Last fall, when Lutz noticed posts on his Twitter feed congratulating Israel on rejoining the WCF, he decided to revisit the idea—in part because, at 29, he believes he’d be exempted from any military obligations if he qualified for an Israeli squad. Sochi was obviously out of the question, but if Israel can successfully form a team by May, the country’s curlers could be squaring off against Iceland, Luxembourg, Serbia, and other Group C countries as soon as October, at the 2014 European Curling Championships—a necessary first step on the path to qualifying for the 2018 Winter Games.

With the ICF’s development director, Simon Pack, Lutz helped organize the North American recruiting tour at curling clubs in Boston, Chicago, New York, and two cities in southwestern Ontario: Windsor and nearby Leamington. These places are not exactly hotbeds of curling, let alone Jewish curling. And turnout at several of the clubs, including at Broomstones, was sparse. Pack, who holds a PhD in sports management and works for the Municipal Sports Authority of Jerusalem, said the cities were chosen based on where people showed the most interest but added that he hopes to soon visit more clubs in Canada, Wisconsin, and Minnesota.

Pack himself is new to curling, as is his colleague Sharon Cohen, the ICF’s chief executive. At the recruiting event in Boston last week, Cohen videotaped Davis and the other curlers who turned up and plans to send the footage to more knowledgeable coaches, who can help pick promising candidates. Pack concedes it’s not exactly a rigorous tryout process but said the ICF has to start somewhere. The recruiting tour is in many ways just a grassroots awareness-raising effort for the ICF—but Pack said he’s serious about trying to compete. “The goal, for sure, is to get at least a men’s team together to compete in the Euro C tournament,” he said.

There are some examples from which the ICF can draw inspiration—and caution—as it looks to compete internationally. In 2009, Brazil challenged the United States for a spot at the men’s world curling championships. The stronger American team summarily beat the South American squad in the three-game match-up: 13-2, 13-2, 11-5. That doesn’t bode well for Israel’s chances against the curling heavyweights of the world. But last year, a team from Hungary—a country not known for its curling prowess and one that’s relatively new to the sport—took home the gold at the annual world championship for mixed doubles curling, a form of the sport that some are now lobbying to make an Olympic event.

Yet finding any four people who have the curling talent to win on a global level would be hard under any circumstances. Finding four people like that who are also Jewish and willing to make aliyah could be near impossible.

Kyle Doering is probably the most accomplished up-and-coming Jewish curler in the world. The 18-year-old from the West Kildonan Curling Club in Winnipeg won the Optimist Under-18 International Curling Championships the last two years in a row, and his team came third at the 2012 Canadian Junior Curling Championships. Doering’s mother Bonnie is Jewish, he went to Jewish elementary school, and he dreams of visiting Israel one day. A freshman business student at the University of Winnipeg, he said curling could be his ticket to the Holy Land. “If I had an offer from the Israeli team I’d definitely consider it,” he said in an interview.

But, as with Lutz and other prospects, the possibility of having to fulfill military service obligations remains a major stumbling block. “That would be the deal-breaker,” Doering said. Pack said that young athletes can usually defer service, but rarely get out of it entirely. “From an ideological stance, I don’t want someone to get Israeli citizenship just to curl,” he said.

Despite the odds, Terry Braunstein, now 74 and serving as an unofficial adviser to the ICF, remains optimistic about Israel’s chances. “I think it would be quite possible that, if they found four really good curlers who have the basic abilities to begin with, they could qualify,” he said. “They’d have to work at it, there’s no question about it, but I think there are ways they could do it.”

Lutz agrees. “There’s a real chance here—and I know I’ve heard the Jamaican bobsled reference before,” he said, alluding to the comically bad bobsledding team made famous by the 1993 film Cool Runnings. With an Israeli curling squad, he went on, “If you get the right people there, they could turn some heads.”

§ **WRITTEN INSTRUCTION 1**:
In the curling article, which club is Kyle Doering from?
The text and the entries are unrelated to each other.

§ **ENTRIES SHOWN**:
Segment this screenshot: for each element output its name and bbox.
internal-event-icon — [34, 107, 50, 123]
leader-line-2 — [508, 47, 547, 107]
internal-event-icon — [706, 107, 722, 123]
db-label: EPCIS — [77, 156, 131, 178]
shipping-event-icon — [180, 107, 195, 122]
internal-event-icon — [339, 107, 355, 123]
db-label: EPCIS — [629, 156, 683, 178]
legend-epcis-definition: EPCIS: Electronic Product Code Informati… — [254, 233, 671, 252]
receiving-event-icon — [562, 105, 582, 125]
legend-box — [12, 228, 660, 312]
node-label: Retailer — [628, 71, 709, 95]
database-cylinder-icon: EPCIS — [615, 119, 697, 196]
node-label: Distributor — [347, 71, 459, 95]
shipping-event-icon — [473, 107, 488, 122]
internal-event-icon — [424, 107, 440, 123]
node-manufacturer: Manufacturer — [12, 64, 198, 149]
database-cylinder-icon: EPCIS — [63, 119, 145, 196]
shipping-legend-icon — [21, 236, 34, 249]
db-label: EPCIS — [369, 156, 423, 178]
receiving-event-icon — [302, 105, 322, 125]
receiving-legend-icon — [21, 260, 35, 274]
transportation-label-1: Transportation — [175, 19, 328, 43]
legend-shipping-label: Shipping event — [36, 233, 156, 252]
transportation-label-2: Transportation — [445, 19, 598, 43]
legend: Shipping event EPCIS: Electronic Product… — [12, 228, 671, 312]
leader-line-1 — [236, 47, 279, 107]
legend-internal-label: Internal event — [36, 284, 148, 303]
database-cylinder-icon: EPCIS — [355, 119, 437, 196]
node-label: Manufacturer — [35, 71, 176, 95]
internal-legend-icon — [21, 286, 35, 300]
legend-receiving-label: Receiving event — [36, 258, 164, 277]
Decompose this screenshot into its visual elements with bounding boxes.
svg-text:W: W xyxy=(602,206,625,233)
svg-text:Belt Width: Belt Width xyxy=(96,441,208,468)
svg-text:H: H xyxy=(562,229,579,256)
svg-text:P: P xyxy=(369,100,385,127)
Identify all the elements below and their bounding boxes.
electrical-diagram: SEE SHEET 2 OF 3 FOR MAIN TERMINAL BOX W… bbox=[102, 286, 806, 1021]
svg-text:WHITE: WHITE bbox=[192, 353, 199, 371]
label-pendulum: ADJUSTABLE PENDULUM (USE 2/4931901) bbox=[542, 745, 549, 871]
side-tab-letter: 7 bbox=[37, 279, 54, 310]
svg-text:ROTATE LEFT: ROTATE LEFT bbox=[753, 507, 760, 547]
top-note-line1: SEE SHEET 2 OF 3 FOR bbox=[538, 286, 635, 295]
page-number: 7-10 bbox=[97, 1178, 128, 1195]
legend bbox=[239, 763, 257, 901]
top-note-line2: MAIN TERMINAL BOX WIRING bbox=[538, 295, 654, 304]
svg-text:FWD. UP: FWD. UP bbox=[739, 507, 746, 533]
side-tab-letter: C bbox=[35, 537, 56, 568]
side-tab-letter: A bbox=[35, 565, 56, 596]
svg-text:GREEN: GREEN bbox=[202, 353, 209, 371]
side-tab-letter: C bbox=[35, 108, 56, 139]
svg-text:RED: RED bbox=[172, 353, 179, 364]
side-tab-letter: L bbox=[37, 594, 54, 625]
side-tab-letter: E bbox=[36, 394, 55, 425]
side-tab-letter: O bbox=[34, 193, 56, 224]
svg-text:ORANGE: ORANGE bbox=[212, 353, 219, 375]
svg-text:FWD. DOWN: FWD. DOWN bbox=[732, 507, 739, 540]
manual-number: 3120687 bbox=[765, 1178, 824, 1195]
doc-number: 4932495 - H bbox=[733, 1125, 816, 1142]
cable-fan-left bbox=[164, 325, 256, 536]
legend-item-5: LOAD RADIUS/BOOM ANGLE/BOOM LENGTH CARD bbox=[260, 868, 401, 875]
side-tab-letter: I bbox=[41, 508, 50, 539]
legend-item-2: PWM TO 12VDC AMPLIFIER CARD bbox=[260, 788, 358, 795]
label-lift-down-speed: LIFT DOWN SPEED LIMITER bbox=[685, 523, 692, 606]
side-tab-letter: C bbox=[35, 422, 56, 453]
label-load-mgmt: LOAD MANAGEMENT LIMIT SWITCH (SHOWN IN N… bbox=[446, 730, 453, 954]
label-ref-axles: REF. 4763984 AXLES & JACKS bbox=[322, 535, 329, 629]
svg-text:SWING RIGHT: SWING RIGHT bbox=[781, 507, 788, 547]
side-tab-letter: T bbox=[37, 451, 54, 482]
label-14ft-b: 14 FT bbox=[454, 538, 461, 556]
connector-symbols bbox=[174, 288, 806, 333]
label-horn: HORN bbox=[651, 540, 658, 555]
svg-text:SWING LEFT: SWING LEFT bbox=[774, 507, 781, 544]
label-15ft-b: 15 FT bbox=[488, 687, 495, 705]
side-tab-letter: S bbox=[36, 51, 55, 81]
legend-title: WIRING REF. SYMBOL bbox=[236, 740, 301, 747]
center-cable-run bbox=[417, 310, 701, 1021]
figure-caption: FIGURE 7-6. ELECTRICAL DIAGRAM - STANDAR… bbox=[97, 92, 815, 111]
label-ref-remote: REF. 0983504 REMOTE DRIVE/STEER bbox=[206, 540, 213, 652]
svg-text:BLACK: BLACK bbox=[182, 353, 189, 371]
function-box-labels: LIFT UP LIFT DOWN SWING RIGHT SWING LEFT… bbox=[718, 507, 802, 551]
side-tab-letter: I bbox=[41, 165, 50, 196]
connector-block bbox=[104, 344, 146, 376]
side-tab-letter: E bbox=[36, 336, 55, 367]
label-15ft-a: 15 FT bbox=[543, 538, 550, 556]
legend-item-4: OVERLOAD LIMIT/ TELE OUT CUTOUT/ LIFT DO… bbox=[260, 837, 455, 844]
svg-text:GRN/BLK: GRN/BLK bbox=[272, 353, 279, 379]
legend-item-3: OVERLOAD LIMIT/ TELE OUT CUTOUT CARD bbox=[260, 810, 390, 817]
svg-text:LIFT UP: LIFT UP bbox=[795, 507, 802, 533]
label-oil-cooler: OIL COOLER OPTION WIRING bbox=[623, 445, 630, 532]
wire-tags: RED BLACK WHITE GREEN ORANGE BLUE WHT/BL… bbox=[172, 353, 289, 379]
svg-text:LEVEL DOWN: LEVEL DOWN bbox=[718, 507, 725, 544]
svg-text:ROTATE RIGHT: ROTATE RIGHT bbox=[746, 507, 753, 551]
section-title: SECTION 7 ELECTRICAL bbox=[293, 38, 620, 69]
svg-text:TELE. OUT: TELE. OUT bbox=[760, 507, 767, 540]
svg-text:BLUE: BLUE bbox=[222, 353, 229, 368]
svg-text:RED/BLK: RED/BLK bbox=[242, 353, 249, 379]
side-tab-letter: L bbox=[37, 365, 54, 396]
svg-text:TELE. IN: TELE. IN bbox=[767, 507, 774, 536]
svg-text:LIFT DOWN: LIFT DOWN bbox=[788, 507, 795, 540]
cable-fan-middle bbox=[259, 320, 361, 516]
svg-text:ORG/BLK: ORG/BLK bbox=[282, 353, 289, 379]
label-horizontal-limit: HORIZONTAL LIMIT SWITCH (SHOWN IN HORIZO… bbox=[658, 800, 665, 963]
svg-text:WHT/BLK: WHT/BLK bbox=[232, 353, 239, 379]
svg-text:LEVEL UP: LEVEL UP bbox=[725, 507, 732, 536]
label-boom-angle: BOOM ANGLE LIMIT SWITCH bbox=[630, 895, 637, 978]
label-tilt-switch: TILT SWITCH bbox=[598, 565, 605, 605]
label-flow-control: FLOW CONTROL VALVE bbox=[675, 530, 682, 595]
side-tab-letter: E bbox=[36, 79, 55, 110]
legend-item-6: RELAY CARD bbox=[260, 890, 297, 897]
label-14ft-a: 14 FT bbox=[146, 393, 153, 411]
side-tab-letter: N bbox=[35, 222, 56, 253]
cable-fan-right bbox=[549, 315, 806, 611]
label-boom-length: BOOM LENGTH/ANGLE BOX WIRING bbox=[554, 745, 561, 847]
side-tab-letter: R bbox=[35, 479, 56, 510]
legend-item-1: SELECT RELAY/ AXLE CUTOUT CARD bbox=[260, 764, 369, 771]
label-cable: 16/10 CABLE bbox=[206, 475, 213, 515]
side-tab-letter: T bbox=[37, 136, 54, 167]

§ **WRITTEN INSTRUCTION 2**:
Revise the entries, starting at the first one and ending at the line with "shipping-event-icon — [473, 107, 488, 122]", so that "Distributor" becomes "Wholesaler" and nothing else changes. Return only those lines.

§ **EXERCISE SOLUTION 1**:
The West Kildonan Curling Club in Winnipeg.

§ **EXERCISE SOLUTION 2**:
Segment this screenshot: for each element output its name and bbox.
internal-event-icon — [34, 107, 50, 123]
leader-line-2 — [508, 47, 547, 107]
internal-event-icon — [706, 107, 722, 123]
db-label: EPCIS — [77, 156, 131, 178]
shipping-event-icon — [180, 107, 195, 122]
internal-event-icon — [339, 107, 355, 123]
db-label: EPCIS — [629, 156, 683, 178]
legend-epcis-definition: EPCIS: Electronic Product Code Informati… — [254, 233, 671, 252]
receiving-event-icon — [562, 105, 582, 125]
legend-box — [12, 228, 660, 312]
node-label: Retailer — [628, 71, 709, 95]
database-cylinder-icon: EPCIS — [615, 119, 697, 196]
node-label: Wholesaler — [347, 71, 459, 95]
shipping-event-icon — [473, 107, 488, 122]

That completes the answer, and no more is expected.